Figure record listings
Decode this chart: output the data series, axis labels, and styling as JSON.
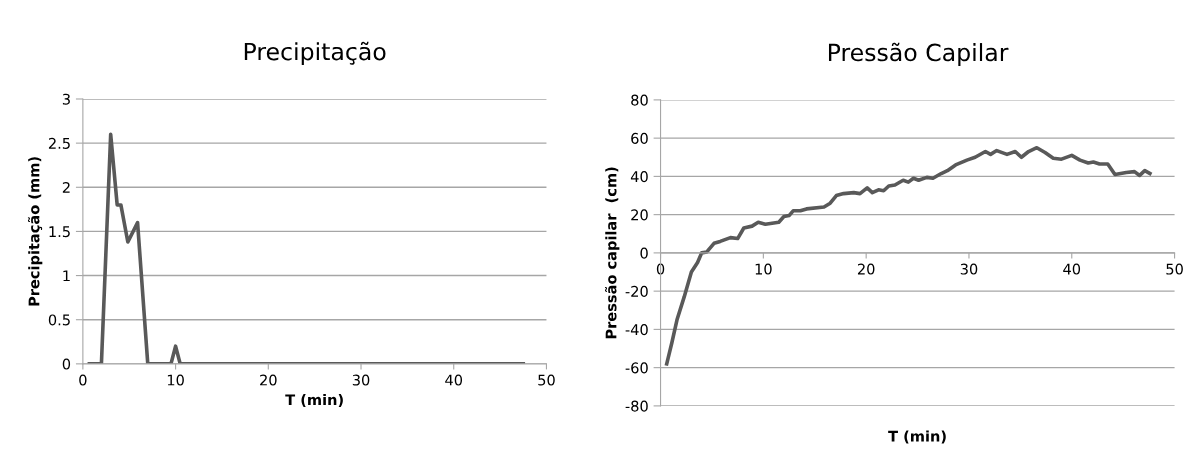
{
  "chart_data": [
    {
      "type": "line",
      "title": "Precipitação",
      "xlabel": "T (min)",
      "ylabel": "Precipitação (mm)",
      "x": [
        0.7,
        2.0,
        3.0,
        3.7,
        4.1,
        4.85,
        5.9,
        7.0,
        9.5,
        10.0,
        10.5,
        47.5
      ],
      "series": [
        {
          "color": "#595959",
          "values": [
            0,
            0,
            2.6,
            1.8,
            1.8,
            1.38,
            1.6,
            0,
            0,
            0.2,
            0,
            0
          ]
        }
      ],
      "xlim": [
        0,
        50
      ],
      "xticks": [
        0,
        10,
        20,
        30,
        40,
        50
      ],
      "ylim": [
        0,
        3
      ],
      "yticks": [
        0,
        0.5,
        1,
        1.5,
        2,
        2.5,
        3
      ],
      "grid": "y",
      "marker": "none",
      "line_style": "solid"
    },
    {
      "type": "line",
      "title": "Pressão Capilar",
      "xlabel": "T (min)",
      "ylabel": "Pressão capilar  (cm)",
      "x": [
        0.6,
        1.1,
        1.6,
        2.3,
        3.0,
        3.6,
        4.0,
        4.5,
        5.2,
        5.8,
        6.8,
        7.5,
        8.1,
        8.9,
        9.5,
        10.2,
        11.5,
        12.0,
        12.5,
        12.9,
        13.6,
        14.2,
        15.9,
        16.5,
        17.1,
        17.8,
        18.8,
        19.4,
        20.1,
        20.6,
        21.2,
        21.7,
        22.2,
        22.8,
        23.6,
        24.1,
        24.6,
        25.1,
        25.9,
        26.5,
        27.3,
        27.9,
        28.7,
        29.8,
        30.6,
        31.6,
        32.1,
        32.7,
        33.7,
        34.5,
        35.1,
        35.8,
        36.6,
        37.4,
        38.2,
        39.0,
        40.0,
        40.8,
        41.6,
        42.1,
        42.7,
        43.5,
        44.2,
        45.3,
        46.1,
        46.6,
        47.1,
        47.6
      ],
      "series": [
        {
          "color": "#595959",
          "values": [
            -58,
            -47,
            -35,
            -23,
            -10,
            -5,
            0,
            0.5,
            5,
            6,
            8,
            7.5,
            13,
            14,
            16,
            15,
            16,
            19,
            19.5,
            22,
            22,
            23,
            24,
            26,
            30,
            31,
            31.5,
            31,
            34,
            31.5,
            33,
            32.5,
            35,
            35.5,
            38,
            37,
            39,
            38,
            39.5,
            39,
            41.5,
            43,
            46,
            48.5,
            50,
            53,
            51.5,
            53.5,
            51.5,
            53,
            50,
            53,
            55,
            52.5,
            49.5,
            49,
            51,
            48.5,
            47,
            47.5,
            46.5,
            46.5,
            41,
            42,
            42.5,
            40.5,
            43,
            41.5
          ]
        }
      ],
      "xlim": [
        0,
        50
      ],
      "xticks": [
        0,
        10,
        20,
        30,
        40,
        50
      ],
      "ylim": [
        -80,
        80
      ],
      "yticks": [
        -80,
        -60,
        -40,
        -20,
        0,
        20,
        40,
        60,
        80
      ],
      "grid": "y",
      "marker": "none",
      "line_style": "solid"
    }
  ]
}
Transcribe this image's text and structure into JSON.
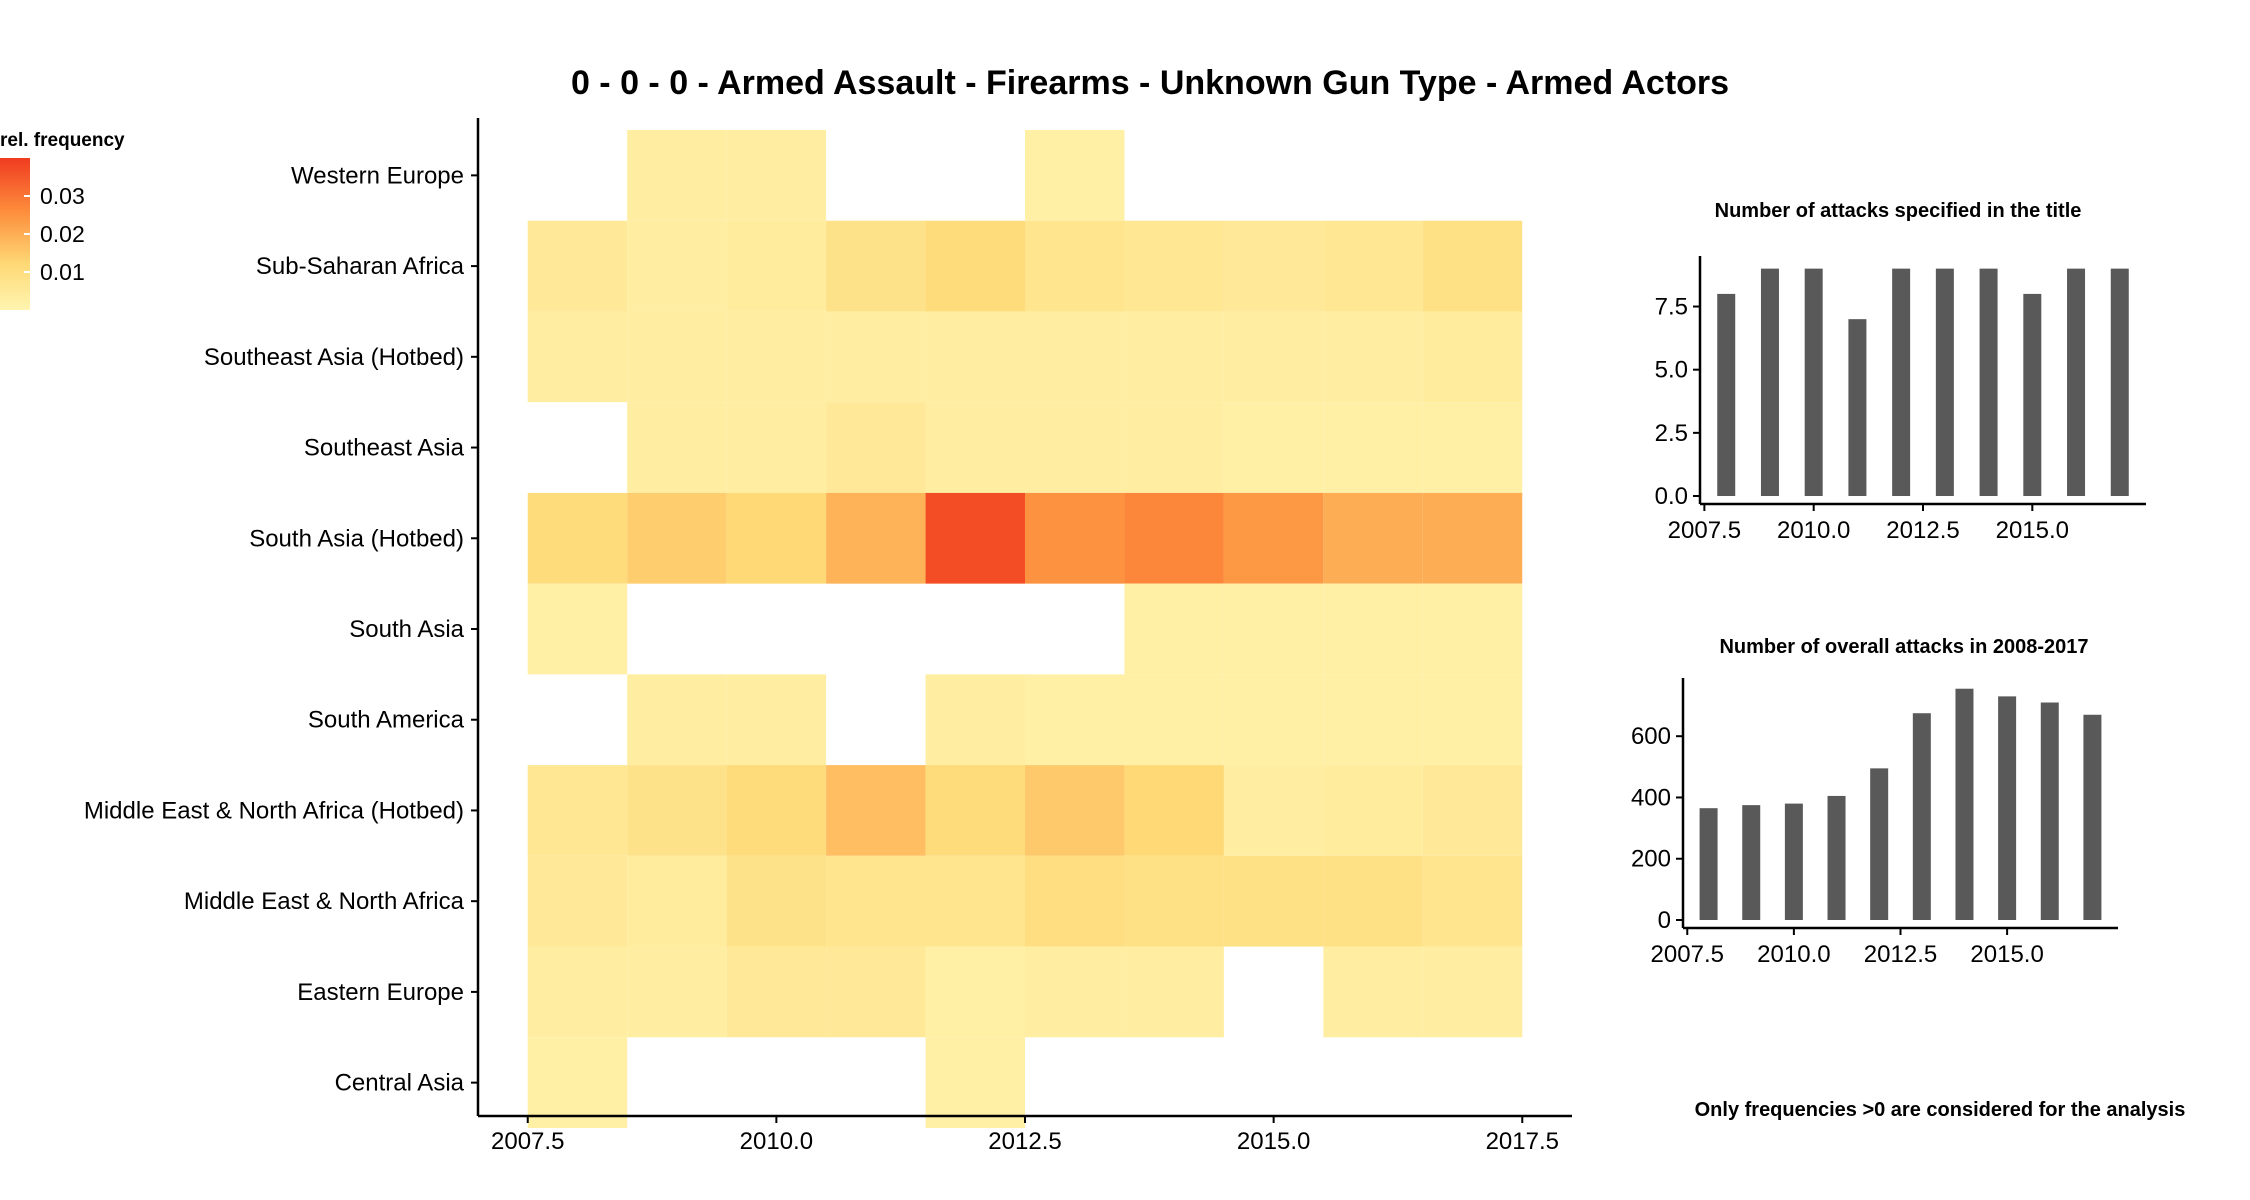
{
  "chart_data": [
    {
      "type": "heatmap",
      "title": "0 - 0 - 0 - Armed Assault - Firearms - Unknown Gun Type - Armed Actors",
      "xlabel": "",
      "ylabel": "",
      "x": [
        2008,
        2009,
        2010,
        2011,
        2012,
        2013,
        2014,
        2015,
        2016,
        2017
      ],
      "xlim": [
        2007.5,
        2017.5
      ],
      "xticks": [
        "2007.5",
        "2010.0",
        "2012.5",
        "2015.0",
        "2017.5"
      ],
      "y": [
        "Western Europe",
        "Sub-Saharan Africa",
        "Southeast Asia (Hotbed)",
        "Southeast Asia",
        "South Asia (Hotbed)",
        "South Asia",
        "South America",
        "Middle East & North Africa (Hotbed)",
        "Middle East & North Africa",
        "Eastern Europe",
        "Central Asia"
      ],
      "values": [
        [
          null,
          0.003,
          0.003,
          null,
          null,
          0.002,
          null,
          null,
          null,
          null
        ],
        [
          0.005,
          0.003,
          0.004,
          0.008,
          0.011,
          0.007,
          0.006,
          0.005,
          0.006,
          0.009
        ],
        [
          0.003,
          0.003,
          0.003,
          0.003,
          0.003,
          0.003,
          0.003,
          0.003,
          0.003,
          0.004
        ],
        [
          null,
          0.003,
          0.003,
          0.005,
          0.003,
          0.003,
          0.003,
          0.002,
          0.002,
          0.002
        ],
        [
          0.011,
          0.014,
          0.012,
          0.019,
          0.037,
          0.025,
          0.027,
          0.024,
          0.02,
          0.02
        ],
        [
          0.002,
          null,
          null,
          null,
          null,
          null,
          0.002,
          0.002,
          0.002,
          0.002
        ],
        [
          null,
          0.003,
          0.003,
          null,
          0.003,
          0.002,
          0.002,
          0.002,
          0.002,
          0.002
        ],
        [
          0.006,
          0.008,
          0.011,
          0.017,
          0.011,
          0.015,
          0.012,
          0.003,
          0.004,
          0.005
        ],
        [
          0.005,
          0.004,
          0.008,
          0.007,
          0.007,
          0.01,
          0.009,
          0.009,
          0.009,
          0.007
        ],
        [
          0.003,
          0.003,
          0.005,
          0.005,
          0.002,
          0.003,
          0.003,
          null,
          0.003,
          0.003
        ],
        [
          0.002,
          null,
          null,
          null,
          0.002,
          null,
          null,
          null,
          null,
          null
        ]
      ],
      "legend": {
        "title": "rel. frequency",
        "ticks": [
          "0.01",
          "0.02",
          "0.03"
        ],
        "tick_values": [
          0.01,
          0.02,
          0.03
        ],
        "range": [
          0,
          0.04
        ],
        "colors": [
          "#fff5b0",
          "#fed976",
          "#fd8d3c",
          "#f03b20"
        ]
      }
    },
    {
      "type": "bar",
      "title": "Number of attacks specified in the title",
      "x": [
        2008,
        2009,
        2010,
        2011,
        2012,
        2013,
        2014,
        2015,
        2016,
        2017
      ],
      "values": [
        8,
        9,
        9,
        7,
        9,
        9,
        9,
        8,
        9,
        9
      ],
      "xlim": [
        2007.5,
        2017.5
      ],
      "ylim": [
        0,
        9.5
      ],
      "xticks": [
        "2007.5",
        "2010.0",
        "2012.5",
        "2015.0"
      ],
      "yticks": [
        "0.0",
        "2.5",
        "5.0",
        "7.5"
      ],
      "ytick_values": [
        0,
        2.5,
        5,
        7.5
      ],
      "color": "#595959"
    },
    {
      "type": "bar",
      "title": "Number of overall attacks in 2008-2017",
      "x": [
        2008,
        2009,
        2010,
        2011,
        2012,
        2013,
        2014,
        2015,
        2016,
        2017
      ],
      "values": [
        365,
        375,
        380,
        405,
        495,
        675,
        755,
        730,
        710,
        670
      ],
      "xlim": [
        2007.5,
        2017.5
      ],
      "ylim": [
        0,
        790
      ],
      "xticks": [
        "2007.5",
        "2010.0",
        "2012.5",
        "2015.0"
      ],
      "yticks": [
        "0",
        "200",
        "400",
        "600"
      ],
      "ytick_values": [
        0,
        200,
        400,
        600
      ],
      "color": "#595959"
    }
  ],
  "footnote": "Only frequencies >0 are considered for the analysis"
}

### Set exercise
Reproduce every record word for word. The copy must contain no pictures.

### Correct answer
Decode this chart: output the data series, axis labels, and styling as JSON.
{
  "chart_data": [
    {
      "type": "line",
      "title": "Precipitação",
      "xlabel": "T (min)",
      "ylabel": "Precipitação (mm)",
      "x": [
        0.7,
        2.0,
        3.0,
        3.7,
        4.1,
        4.85,
        5.9,
        7.0,
        9.5,
        10.0,
        10.5,
        47.5
      ],
      "series": [
        {
          "color": "#595959",
          "values": [
            0,
            0,
            2.6,
            1.8,
            1.8,
            1.38,
            1.6,
            0,
            0,
            0.2,
            0,
            0
          ]
        }
      ],
      "xlim": [
        0,
        50
      ],
      "xticks": [
        0,
        10,
        20,
        30,
        40,
        50
      ],
      "ylim": [
        0,
        3
      ],
      "yticks": [
        0,
        0.5,
        1,
        1.5,
        2,
        2.5,
        3
      ],
      "grid": "y",
      "marker": "none",
      "line_style": "solid"
    },
    {
      "type": "line",
      "title": "Pressão Capilar",
      "xlabel": "T (min)",
      "ylabel": "Pressão capilar  (cm)",
      "x": [
        0.6,
        1.1,
        1.6,
        2.3,
        3.0,
        3.6,
        4.0,
        4.5,
        5.2,
        5.8,
        6.8,
        7.5,
        8.1,
        8.9,
        9.5,
        10.2,
        11.5,
        12.0,
        12.5,
        12.9,
        13.6,
        14.2,
        15.9,
        16.5,
        17.1,
        17.8,
        18.8,
        19.4,
        20.1,
        20.6,
        21.2,
        21.7,
        22.2,
        22.8,
        23.6,
        24.1,
        24.6,
        25.1,
        25.9,
        26.5,
        27.3,
        27.9,
        28.7,
        29.8,
        30.6,
        31.6,
        32.1,
        32.7,
        33.7,
        34.5,
        35.1,
        35.8,
        36.6,
        37.4,
        38.2,
        39.0,
        40.0,
        40.8,
        41.6,
        42.1,
        42.7,
        43.5,
        44.2,
        45.3,
        46.1,
        46.6,
        47.1,
        47.6
      ],
      "series": [
        {
          "color": "#595959",
          "values": [
            -58,
            -47,
            -35,
            -23,
            -10,
            -5,
            0,
            0.5,
            5,
            6,
            8,
            7.5,
            13,
            14,
            16,
            15,
            16,
            19,
            19.5,
            22,
            22,
            23,
            24,
            26,
            30,
            31,
            31.5,
            31,
            34,
            31.5,
            33,
            32.5,
            35,
            35.5,
            38,
            37,
            39,
            38,
            39.5,
            39,
            41.5,
            43,
            46,
            48.5,
            50,
            53,
            51.5,
            53.5,
            51.5,
            53,
            50,
            53,
            55,
            52.5,
            49.5,
            49,
            51,
            48.5,
            47,
            47.5,
            46.5,
            46.5,
            41,
            42,
            42.5,
            40.5,
            43,
            41.5
          ]
        }
      ],
      "xlim": [
        0,
        50
      ],
      "xticks": [
        0,
        10,
        20,
        30,
        40,
        50
      ],
      "ylim": [
        -80,
        80
      ],
      "yticks": [
        -80,
        -60,
        -40,
        -20,
        0,
        20,
        40,
        60,
        80
      ],
      "grid": "y",
      "marker": "none",
      "line_style": "solid"
    }
  ]
}
Transcribe this image's text and structure into JSON.
{
  "chart_data": [
    {
      "type": "heatmap",
      "title": "0 - 0 - 0 - Armed Assault - Firearms - Unknown Gun Type - Armed Actors",
      "xlabel": "",
      "ylabel": "",
      "x": [
        2008,
        2009,
        2010,
        2011,
        2012,
        2013,
        2014,
        2015,
        2016,
        2017
      ],
      "xlim": [
        2007.5,
        2017.5
      ],
      "xticks": [
        "2007.5",
        "2010.0",
        "2012.5",
        "2015.0",
        "2017.5"
      ],
      "y": [
        "Western Europe",
        "Sub-Saharan Africa",
        "Southeast Asia (Hotbed)",
        "Southeast Asia",
        "South Asia (Hotbed)",
        "South Asia",
        "South America",
        "Middle East & North Africa (Hotbed)",
        "Middle East & North Africa",
        "Eastern Europe",
        "Central Asia"
      ],
      "values": [
        [
          null,
          0.003,
          0.003,
          null,
          null,
          0.002,
          null,
          null,
          null,
          null
        ],
        [
          0.005,
          0.003,
          0.004,
          0.008,
          0.011,
          0.007,
          0.006,
          0.005,
          0.006,
          0.009
        ],
        [
          0.003,
          0.003,
          0.003,
          0.003,
          0.003,
          0.003,
          0.003,
          0.003,
          0.003,
          0.004
        ],
        [
          null,
          0.003,
          0.003,
          0.005,
          0.003,
          0.003,
          0.003,
          0.002,
          0.002,
          0.002
        ],
        [
          0.011,
          0.014,
          0.012,
          0.019,
          0.037,
          0.025,
          0.027,
          0.024,
          0.02,
          0.02
        ],
        [
          0.002,
          null,
          null,
          null,
          null,
          null,
          0.002,
          0.002,
          0.002,
          0.002
        ],
        [
          null,
          0.003,
          0.003,
          null,
          0.003,
          0.002,
          0.002,
          0.002,
          0.002,
          0.002
        ],
        [
          0.006,
          0.008,
          0.011,
          0.017,
          0.011,
          0.015,
          0.012,
          0.003,
          0.004,
          0.005
        ],
        [
          0.005,
          0.004,
          0.008,
          0.007,
          0.007,
          0.01,
          0.009,
          0.009,
          0.009,
          0.007
        ],
        [
          0.003,
          0.003,
          0.005,
          0.005,
          0.002,
          0.003,
          0.003,
          null,
          0.003,
          0.003
        ],
        [
          0.002,
          null,
          null,
          null,
          0.002,
          null,
          null,
          null,
          null,
          null
        ]
      ],
      "legend": {
        "title": "rel. frequency",
        "ticks": [
          "0.01",
          "0.02",
          "0.03"
        ],
        "tick_values": [
          0.01,
          0.02,
          0.03
        ],
        "range": [
          0,
          0.04
        ],
        "colors": [
          "#fff5b0",
          "#fed976",
          "#fd8d3c",
          "#f03b20"
        ]
      }
    },
    {
      "type": "bar",
      "title": "Number of attacks specified in the title",
      "x": [
        2008,
        2009,
        2010,
        2011,
        2012,
        2013,
        2014,
        2015,
        2016,
        2017
      ],
      "values": [
        8,
        9,
        9,
        7,
        9,
        9,
        9,
        8,
        9,
        9
      ],
      "xlim": [
        2007.5,
        2017.5
      ],
      "ylim": [
        0,
        9.5
      ],
      "xticks": [
        "2007.5",
        "2010.0",
        "2012.5",
        "2015.0"
      ],
      "yticks": [
        "0.0",
        "2.5",
        "5.0",
        "7.5"
      ],
      "ytick_values": [
        0,
        2.5,
        5,
        7.5
      ],
      "color": "#595959"
    },
    {
      "type": "bar",
      "title": "Number of overall attacks in 2008-2017",
      "x": [
        2008,
        2009,
        2010,
        2011,
        2012,
        2013,
        2014,
        2015,
        2016,
        2017
      ],
      "values": [
        365,
        375,
        380,
        405,
        495,
        675,
        755,
        730,
        710,
        670
      ],
      "xlim": [
        2007.5,
        2017.5
      ],
      "ylim": [
        0,
        790
      ],
      "xticks": [
        "2007.5",
        "2010.0",
        "2012.5",
        "2015.0"
      ],
      "yticks": [
        "0",
        "200",
        "400",
        "600"
      ],
      "ytick_values": [
        0,
        200,
        400,
        600
      ],
      "color": "#595959"
    }
  ],
  "footnote": "Only frequencies >0 are considered for the analysis"
}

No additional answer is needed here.